*** Text section ***
Then there is the five-hour videotaped confession Borutski gave to an OPP officer the day after the murders in which he repeatedly admits to killing them and explains how he did it, but claims it wasn't murder because they were not innocent. According to Borutski, only innocent people can be murdered.
He argued that Kuzyk and Warmerdam lied in court when they helped get him convicted of threatening and assaulting them and Culleton lied about her relationship with him and then shunned him for another man.
"Borutski would have us cast some sort of biblical justification upon what is really nothing more than a callous, premeditated act of revenge, an act of murder in any way you define it," Richardson said. "There is no justification for what he did."
Richardson said there is no doubt Borutski intended to kill Kuzyk when he shot her while she cowered behind her kitchen island, or that he intended to kill Warmerdam as he chased her around her farmhouse and shot her at close range while she tried to run up the stairs.
He said there is no doubt he intended to kill Culleton when he broke into her cottage and picked up a coaxial cable inside while she tried to defend herself and begged him to reconsider saying "this is not you Basil."
*** Entries shown ***
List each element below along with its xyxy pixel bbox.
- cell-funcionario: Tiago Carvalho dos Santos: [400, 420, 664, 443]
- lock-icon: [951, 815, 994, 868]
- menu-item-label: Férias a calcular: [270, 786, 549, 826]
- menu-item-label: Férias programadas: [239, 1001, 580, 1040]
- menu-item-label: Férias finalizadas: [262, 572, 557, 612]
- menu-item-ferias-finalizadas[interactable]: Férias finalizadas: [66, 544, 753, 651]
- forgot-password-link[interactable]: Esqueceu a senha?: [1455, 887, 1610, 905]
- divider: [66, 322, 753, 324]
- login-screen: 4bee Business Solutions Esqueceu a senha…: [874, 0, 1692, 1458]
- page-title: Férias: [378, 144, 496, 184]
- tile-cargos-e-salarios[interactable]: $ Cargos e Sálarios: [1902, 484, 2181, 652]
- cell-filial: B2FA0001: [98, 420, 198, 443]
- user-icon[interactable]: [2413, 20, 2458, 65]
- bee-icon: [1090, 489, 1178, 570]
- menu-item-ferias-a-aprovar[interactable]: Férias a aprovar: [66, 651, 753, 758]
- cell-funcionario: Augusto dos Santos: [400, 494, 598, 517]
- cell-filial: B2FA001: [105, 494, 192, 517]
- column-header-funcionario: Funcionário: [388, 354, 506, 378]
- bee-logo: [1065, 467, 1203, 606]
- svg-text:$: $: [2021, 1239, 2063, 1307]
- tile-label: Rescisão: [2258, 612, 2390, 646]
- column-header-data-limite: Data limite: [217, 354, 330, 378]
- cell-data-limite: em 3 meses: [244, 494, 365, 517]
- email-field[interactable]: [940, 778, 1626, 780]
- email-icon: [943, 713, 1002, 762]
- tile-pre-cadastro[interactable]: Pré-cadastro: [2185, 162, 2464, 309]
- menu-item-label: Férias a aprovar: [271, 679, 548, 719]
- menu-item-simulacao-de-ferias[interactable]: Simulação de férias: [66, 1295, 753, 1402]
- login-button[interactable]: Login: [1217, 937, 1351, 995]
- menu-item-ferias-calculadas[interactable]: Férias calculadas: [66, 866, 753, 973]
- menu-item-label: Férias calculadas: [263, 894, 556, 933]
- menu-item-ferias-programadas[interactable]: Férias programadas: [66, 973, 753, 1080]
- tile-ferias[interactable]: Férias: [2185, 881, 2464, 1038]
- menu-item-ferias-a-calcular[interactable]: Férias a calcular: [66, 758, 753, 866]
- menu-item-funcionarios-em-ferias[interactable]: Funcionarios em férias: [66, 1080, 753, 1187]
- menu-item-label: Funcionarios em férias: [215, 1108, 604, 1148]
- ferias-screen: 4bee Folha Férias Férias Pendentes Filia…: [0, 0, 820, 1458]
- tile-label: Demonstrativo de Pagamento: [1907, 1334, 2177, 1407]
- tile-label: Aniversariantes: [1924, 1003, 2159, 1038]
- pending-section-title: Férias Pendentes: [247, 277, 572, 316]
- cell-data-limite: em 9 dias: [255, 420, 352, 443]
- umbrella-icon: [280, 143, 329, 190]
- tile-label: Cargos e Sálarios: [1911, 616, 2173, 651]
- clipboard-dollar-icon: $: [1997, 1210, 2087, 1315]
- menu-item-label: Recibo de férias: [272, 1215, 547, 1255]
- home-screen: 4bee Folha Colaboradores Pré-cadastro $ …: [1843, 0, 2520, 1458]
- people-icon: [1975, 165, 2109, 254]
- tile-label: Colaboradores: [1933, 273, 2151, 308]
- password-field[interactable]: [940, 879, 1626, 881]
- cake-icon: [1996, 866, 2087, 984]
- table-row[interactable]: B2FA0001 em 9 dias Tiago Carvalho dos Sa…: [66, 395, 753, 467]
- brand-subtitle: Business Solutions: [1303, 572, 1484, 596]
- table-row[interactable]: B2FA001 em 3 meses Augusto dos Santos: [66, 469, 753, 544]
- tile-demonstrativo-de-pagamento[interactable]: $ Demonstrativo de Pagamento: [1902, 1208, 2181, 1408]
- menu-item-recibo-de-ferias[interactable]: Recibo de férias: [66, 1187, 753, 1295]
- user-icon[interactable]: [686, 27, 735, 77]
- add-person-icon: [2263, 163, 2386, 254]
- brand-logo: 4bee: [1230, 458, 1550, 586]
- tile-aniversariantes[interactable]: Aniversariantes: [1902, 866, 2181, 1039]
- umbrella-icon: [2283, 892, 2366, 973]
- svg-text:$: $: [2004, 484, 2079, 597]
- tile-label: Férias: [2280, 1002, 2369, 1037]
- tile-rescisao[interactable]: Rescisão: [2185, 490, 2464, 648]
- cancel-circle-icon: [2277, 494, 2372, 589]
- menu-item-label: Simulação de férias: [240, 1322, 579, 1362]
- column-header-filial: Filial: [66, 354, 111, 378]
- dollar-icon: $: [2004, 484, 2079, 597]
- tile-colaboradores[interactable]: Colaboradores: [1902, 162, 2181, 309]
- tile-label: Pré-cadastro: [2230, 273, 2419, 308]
***
■ **Parts of the exercise**
A. Translate this sentence from the Borutski trial text into Spanish: "According to Borutski, only innocent people can be murdered."
B. Please proceed with the Borutski trial text, picking up right after its final sentence.

■ **Answer list**
A. Según Borutski, solo las personas inocentes pueden ser asesinadas.

B.
"Pause now and consider the physical act of wrapping a cable around a living woman's neck six times, how long it takes, how much effort it takes, while she is fighting for her life," Richardson asked the jury.
The 11-member jury will be charged by the judge Wednesday morning before beginning deliberations. Justice Robert Maranger discharged the 12th member of the jury Tuesday morning after a family emergency left her unable to attend the trial.
Borutski, 60, is representing himself, but sat silently in the prisoner's box and refused to participate Tuesday, as he has throughout the trial. He did not acknowledge the judge when Maranger asked him if he wanted to give a closing statement.
James Foord, the lawyer appointed by Maranger to ensure Borutski's right to a fair trial, delivered a closing statement, reminding the jurors they have to decide if Borutski planned and deliberately killed the three women.